### LISTING
........

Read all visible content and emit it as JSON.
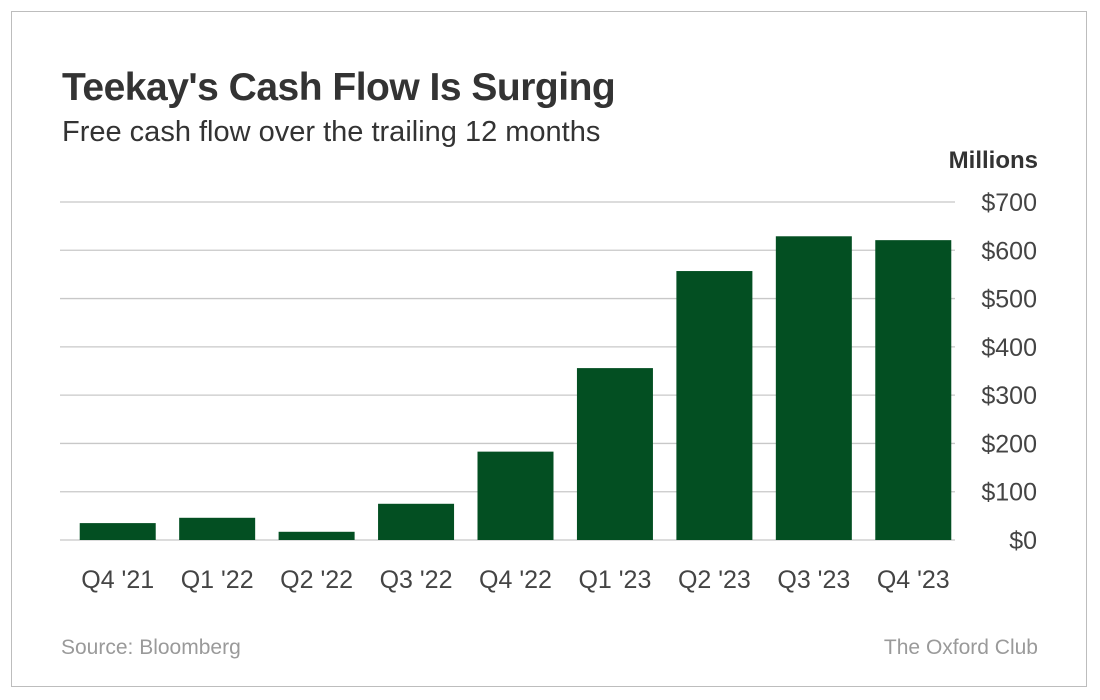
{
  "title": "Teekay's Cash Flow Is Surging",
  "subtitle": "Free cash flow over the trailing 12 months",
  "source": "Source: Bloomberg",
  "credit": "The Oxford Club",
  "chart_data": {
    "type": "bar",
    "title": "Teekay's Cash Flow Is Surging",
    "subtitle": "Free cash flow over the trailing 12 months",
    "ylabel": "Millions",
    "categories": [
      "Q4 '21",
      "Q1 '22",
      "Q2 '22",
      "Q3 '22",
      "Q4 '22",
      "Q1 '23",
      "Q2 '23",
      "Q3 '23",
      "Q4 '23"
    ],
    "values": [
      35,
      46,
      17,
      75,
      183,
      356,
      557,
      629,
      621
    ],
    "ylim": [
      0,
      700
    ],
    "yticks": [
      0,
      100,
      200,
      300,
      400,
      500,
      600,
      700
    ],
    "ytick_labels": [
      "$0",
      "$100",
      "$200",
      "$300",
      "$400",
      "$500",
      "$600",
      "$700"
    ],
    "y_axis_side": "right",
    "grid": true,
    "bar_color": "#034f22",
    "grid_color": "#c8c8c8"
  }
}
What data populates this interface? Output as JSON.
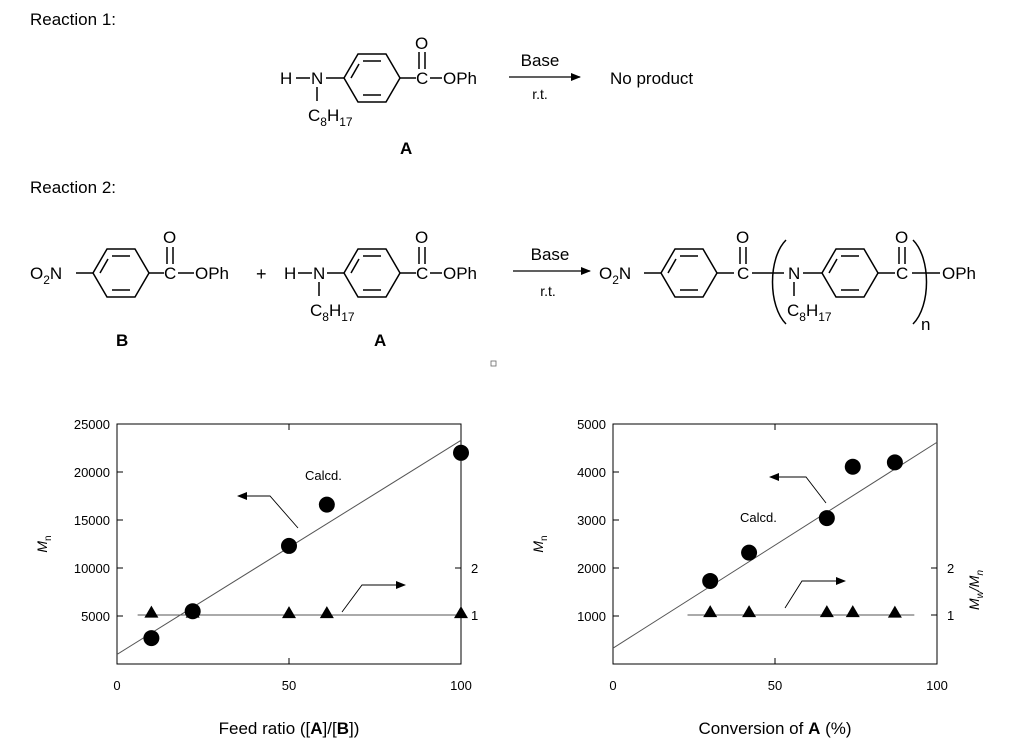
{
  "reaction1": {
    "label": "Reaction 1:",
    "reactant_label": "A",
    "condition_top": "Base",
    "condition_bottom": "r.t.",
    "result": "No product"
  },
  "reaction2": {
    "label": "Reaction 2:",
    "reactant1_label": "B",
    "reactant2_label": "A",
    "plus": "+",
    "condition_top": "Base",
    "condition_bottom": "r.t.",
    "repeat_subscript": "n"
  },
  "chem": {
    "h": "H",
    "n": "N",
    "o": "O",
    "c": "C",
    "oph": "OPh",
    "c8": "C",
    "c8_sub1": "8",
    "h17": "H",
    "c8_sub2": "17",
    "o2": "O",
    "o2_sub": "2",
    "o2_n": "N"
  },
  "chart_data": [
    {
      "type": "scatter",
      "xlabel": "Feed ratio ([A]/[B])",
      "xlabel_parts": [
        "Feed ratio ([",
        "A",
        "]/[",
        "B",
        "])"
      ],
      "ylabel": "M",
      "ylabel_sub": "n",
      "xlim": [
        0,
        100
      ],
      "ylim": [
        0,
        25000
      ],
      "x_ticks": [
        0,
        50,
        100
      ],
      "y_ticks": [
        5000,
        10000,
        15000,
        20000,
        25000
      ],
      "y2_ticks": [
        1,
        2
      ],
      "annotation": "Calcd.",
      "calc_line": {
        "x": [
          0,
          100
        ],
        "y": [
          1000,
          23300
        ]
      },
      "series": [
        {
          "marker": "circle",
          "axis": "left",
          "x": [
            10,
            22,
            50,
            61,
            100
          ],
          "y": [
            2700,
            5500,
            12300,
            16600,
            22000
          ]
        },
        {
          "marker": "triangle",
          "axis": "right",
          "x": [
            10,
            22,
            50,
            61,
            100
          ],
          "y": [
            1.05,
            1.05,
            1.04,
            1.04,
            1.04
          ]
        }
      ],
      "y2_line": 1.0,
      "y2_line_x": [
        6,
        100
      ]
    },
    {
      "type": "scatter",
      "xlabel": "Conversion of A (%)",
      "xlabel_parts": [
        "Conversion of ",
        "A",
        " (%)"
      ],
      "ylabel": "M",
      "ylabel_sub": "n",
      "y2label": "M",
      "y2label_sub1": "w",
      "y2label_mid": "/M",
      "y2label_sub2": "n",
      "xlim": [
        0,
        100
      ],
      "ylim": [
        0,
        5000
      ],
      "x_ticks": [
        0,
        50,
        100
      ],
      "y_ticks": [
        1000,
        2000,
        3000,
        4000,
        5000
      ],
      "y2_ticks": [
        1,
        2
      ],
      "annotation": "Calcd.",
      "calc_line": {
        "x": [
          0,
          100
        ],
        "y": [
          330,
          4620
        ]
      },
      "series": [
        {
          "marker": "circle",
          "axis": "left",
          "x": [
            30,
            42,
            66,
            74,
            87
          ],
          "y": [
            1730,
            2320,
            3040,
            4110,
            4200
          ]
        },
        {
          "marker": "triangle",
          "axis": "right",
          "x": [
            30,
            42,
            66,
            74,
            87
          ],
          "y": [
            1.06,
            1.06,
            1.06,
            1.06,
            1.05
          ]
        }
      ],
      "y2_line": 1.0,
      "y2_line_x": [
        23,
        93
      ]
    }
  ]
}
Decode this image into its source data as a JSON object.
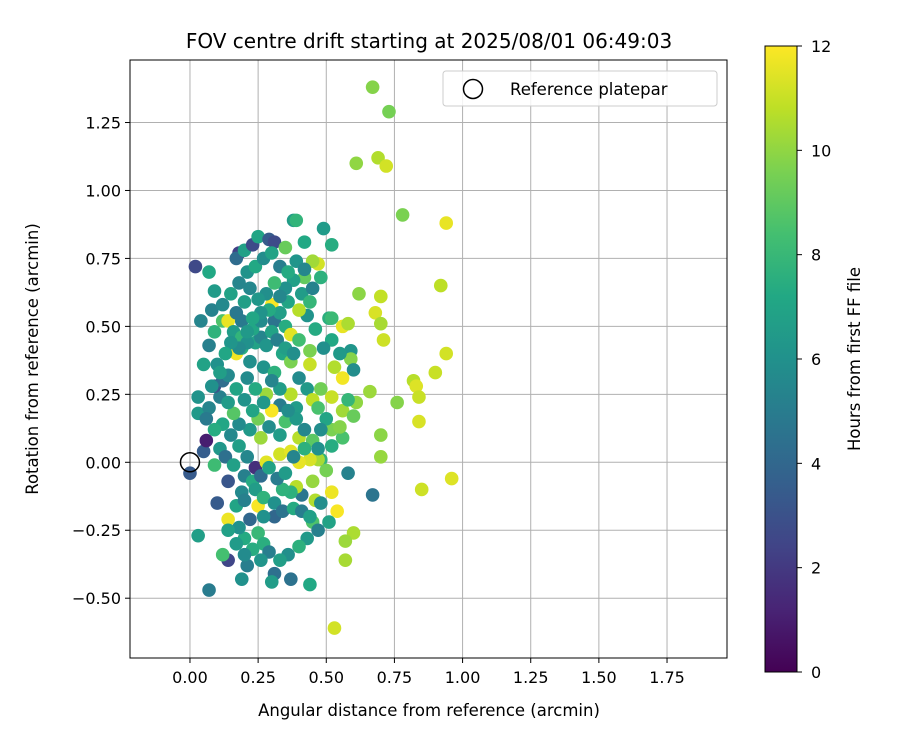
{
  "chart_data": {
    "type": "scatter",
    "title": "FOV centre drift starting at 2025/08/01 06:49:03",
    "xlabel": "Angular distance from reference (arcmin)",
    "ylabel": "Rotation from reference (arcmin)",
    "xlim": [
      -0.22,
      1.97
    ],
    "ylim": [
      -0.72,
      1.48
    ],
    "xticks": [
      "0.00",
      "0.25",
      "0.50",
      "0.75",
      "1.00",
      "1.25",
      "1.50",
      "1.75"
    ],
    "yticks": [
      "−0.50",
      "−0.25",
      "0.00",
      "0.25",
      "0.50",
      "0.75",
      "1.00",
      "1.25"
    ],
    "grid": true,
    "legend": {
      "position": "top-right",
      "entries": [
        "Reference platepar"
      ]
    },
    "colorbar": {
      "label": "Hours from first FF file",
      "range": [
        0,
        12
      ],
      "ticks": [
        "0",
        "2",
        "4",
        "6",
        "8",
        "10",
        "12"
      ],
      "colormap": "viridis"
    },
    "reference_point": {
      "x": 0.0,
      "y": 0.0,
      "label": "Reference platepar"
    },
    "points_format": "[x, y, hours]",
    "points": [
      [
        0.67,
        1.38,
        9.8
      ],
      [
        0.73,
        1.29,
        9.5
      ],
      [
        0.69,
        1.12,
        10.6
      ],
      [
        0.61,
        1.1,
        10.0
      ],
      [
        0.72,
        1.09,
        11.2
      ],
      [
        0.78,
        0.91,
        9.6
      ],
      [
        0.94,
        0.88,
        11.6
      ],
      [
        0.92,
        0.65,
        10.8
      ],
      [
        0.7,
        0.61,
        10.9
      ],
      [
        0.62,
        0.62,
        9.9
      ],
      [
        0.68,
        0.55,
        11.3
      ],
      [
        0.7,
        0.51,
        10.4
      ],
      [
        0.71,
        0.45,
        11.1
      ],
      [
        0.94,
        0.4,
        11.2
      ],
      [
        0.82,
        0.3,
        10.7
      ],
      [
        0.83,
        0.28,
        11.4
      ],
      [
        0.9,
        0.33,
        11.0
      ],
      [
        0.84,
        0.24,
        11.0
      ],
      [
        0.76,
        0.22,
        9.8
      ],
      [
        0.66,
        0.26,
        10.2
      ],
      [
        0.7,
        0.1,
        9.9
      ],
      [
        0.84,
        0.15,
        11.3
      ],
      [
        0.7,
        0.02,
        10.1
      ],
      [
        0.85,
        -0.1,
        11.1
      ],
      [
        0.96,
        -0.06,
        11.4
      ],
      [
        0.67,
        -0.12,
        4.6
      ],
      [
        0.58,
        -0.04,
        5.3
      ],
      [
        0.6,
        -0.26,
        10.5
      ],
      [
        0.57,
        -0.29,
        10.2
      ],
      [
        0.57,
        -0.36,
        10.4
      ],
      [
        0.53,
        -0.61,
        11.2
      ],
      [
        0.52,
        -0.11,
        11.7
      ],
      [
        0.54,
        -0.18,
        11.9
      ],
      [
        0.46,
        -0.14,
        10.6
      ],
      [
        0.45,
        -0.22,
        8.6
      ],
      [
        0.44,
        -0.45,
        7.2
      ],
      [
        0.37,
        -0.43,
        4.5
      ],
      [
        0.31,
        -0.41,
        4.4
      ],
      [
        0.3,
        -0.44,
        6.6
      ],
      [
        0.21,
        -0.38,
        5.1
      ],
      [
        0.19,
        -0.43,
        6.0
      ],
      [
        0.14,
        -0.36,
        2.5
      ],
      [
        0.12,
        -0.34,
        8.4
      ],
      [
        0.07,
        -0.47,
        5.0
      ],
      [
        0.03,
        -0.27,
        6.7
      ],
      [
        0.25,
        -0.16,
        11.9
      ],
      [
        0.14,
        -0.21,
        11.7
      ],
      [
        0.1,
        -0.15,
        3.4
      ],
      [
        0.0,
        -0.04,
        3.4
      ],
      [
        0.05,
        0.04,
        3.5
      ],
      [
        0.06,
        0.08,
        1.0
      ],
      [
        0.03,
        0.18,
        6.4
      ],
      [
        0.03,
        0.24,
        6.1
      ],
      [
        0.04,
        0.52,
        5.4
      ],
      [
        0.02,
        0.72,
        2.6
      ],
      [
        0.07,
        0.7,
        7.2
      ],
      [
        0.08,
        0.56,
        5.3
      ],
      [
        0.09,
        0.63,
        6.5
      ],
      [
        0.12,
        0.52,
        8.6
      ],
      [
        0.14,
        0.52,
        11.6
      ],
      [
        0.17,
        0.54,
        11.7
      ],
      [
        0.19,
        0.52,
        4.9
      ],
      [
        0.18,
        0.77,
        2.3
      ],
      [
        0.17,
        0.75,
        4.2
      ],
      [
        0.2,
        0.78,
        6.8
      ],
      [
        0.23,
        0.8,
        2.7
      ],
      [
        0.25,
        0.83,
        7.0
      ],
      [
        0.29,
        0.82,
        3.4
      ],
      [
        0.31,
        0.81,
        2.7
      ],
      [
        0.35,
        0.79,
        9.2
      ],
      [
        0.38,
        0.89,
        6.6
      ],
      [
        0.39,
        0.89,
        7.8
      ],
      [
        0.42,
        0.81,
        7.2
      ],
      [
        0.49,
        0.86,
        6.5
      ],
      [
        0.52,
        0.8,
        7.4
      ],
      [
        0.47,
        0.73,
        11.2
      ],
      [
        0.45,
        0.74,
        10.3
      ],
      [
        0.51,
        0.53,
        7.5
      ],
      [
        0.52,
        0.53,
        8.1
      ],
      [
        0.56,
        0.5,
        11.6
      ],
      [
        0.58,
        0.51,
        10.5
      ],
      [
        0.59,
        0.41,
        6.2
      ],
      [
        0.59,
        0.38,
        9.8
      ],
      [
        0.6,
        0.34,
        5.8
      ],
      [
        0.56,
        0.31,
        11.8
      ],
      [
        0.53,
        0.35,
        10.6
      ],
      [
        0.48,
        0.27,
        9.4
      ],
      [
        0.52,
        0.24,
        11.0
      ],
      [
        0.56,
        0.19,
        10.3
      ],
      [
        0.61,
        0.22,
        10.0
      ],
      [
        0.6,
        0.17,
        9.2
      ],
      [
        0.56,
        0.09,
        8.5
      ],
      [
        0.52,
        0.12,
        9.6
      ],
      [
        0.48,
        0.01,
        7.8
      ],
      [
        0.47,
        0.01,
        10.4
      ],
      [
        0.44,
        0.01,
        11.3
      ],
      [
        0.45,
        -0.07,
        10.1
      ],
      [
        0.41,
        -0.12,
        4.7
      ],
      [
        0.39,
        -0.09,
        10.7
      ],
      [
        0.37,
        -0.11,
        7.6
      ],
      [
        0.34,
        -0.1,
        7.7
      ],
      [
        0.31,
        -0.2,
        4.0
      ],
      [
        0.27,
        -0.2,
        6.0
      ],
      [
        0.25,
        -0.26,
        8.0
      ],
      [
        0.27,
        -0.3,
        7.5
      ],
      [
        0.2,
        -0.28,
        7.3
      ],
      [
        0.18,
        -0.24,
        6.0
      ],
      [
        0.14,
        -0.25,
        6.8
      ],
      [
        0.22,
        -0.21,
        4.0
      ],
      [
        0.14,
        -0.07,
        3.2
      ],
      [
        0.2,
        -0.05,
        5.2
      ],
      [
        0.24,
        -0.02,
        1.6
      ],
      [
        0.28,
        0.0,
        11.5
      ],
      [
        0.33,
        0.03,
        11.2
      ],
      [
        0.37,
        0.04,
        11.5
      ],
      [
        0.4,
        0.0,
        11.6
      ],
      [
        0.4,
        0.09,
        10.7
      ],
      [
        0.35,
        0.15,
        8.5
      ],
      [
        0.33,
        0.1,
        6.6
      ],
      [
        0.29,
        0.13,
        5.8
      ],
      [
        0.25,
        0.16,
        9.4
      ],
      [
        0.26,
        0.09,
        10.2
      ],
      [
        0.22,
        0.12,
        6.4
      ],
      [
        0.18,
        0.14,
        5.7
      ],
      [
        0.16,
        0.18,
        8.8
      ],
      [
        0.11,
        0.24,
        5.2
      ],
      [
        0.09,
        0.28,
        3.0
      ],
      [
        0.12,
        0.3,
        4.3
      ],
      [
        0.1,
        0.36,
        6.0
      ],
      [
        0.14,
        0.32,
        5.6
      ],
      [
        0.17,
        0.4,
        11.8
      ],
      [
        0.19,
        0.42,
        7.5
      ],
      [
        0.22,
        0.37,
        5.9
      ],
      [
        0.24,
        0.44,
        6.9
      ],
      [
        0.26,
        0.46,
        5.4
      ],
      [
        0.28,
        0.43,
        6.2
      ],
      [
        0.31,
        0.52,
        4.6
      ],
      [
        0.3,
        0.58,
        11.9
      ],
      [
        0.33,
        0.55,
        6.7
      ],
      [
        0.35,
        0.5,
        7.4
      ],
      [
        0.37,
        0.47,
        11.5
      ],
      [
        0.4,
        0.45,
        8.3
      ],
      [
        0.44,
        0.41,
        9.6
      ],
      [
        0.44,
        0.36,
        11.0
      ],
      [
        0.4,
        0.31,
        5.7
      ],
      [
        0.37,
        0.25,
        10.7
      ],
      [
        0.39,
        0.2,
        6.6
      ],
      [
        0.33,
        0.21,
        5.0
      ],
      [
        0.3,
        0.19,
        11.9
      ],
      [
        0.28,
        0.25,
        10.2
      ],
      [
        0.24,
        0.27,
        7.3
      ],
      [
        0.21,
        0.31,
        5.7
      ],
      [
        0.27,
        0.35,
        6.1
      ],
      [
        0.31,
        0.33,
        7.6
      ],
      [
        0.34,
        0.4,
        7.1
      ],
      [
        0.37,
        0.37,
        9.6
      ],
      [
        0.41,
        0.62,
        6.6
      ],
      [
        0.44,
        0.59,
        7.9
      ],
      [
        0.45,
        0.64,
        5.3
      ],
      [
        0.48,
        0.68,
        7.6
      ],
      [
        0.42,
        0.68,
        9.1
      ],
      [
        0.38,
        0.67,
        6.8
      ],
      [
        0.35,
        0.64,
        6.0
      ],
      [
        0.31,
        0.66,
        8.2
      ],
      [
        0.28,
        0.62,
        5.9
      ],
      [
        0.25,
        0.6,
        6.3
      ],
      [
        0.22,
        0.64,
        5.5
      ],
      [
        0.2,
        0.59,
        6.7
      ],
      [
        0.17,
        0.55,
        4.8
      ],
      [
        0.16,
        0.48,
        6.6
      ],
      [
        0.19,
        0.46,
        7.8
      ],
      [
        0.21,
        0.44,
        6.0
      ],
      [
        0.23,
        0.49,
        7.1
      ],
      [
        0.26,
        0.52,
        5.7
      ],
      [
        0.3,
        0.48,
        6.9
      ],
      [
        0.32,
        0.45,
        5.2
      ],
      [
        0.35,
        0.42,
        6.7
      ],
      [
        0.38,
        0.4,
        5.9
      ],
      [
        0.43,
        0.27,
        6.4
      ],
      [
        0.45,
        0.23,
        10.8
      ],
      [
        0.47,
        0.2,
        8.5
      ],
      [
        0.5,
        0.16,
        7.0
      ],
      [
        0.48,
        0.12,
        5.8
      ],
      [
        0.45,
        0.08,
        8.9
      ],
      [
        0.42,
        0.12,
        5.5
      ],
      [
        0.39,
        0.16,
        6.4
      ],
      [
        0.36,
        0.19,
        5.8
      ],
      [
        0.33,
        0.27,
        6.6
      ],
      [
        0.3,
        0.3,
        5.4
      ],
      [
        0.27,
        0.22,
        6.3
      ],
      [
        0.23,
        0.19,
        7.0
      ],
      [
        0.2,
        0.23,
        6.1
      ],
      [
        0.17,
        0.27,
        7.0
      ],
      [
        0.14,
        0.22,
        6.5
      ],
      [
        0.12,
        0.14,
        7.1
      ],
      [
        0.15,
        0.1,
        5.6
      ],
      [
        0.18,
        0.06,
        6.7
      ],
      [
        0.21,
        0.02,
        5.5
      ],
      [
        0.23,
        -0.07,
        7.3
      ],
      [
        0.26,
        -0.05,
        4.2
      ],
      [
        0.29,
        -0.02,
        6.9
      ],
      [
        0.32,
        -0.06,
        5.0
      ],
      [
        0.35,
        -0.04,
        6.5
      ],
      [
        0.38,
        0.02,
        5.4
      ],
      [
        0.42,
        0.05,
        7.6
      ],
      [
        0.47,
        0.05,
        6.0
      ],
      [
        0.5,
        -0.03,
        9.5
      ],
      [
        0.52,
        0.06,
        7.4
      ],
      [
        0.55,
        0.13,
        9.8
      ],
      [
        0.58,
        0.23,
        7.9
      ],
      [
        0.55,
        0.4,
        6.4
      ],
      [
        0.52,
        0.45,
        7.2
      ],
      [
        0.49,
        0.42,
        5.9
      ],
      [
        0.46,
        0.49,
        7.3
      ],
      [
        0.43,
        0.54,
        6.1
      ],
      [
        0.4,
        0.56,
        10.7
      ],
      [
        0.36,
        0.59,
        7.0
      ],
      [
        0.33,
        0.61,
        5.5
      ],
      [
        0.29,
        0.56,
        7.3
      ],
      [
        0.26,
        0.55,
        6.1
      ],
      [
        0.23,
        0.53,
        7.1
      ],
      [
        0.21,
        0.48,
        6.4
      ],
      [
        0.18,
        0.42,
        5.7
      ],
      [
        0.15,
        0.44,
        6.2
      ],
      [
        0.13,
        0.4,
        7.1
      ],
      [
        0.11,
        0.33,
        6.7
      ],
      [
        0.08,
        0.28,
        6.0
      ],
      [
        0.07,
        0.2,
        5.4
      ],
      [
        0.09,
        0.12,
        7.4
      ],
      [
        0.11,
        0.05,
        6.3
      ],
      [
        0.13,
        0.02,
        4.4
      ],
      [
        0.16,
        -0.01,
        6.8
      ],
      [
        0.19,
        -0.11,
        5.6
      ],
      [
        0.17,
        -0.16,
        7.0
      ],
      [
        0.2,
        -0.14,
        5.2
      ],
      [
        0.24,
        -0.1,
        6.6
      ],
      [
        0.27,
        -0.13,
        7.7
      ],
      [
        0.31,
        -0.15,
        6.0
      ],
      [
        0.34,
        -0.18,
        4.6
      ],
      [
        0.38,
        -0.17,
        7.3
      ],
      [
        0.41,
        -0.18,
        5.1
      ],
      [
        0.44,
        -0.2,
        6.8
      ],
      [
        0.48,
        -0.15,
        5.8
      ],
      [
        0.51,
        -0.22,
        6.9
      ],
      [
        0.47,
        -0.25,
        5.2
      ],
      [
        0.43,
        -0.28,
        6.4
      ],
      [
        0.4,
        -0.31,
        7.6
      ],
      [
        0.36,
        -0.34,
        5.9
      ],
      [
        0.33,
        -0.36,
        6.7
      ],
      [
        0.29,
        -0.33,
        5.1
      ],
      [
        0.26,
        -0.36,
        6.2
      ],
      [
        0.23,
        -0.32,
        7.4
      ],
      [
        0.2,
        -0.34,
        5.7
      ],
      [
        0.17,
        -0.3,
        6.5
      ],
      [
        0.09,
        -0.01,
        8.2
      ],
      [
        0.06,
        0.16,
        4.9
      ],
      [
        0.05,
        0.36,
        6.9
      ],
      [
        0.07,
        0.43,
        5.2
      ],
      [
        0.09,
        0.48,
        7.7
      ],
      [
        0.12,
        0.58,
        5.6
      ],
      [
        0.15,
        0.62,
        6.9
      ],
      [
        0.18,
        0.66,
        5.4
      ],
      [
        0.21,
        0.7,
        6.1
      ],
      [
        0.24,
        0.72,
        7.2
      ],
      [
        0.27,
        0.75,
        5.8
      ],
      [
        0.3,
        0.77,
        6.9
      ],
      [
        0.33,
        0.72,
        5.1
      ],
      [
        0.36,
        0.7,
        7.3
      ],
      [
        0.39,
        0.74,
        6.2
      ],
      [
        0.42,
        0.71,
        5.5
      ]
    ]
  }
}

........

### BRIEF
Gather every line containing the word "JSON" and copy it.

### COMPLETE RESPONSE
Read all visible content and emit it as JSON.
What data populates this interface? Output as JSON.
Decode this image into its source data as a JSON object.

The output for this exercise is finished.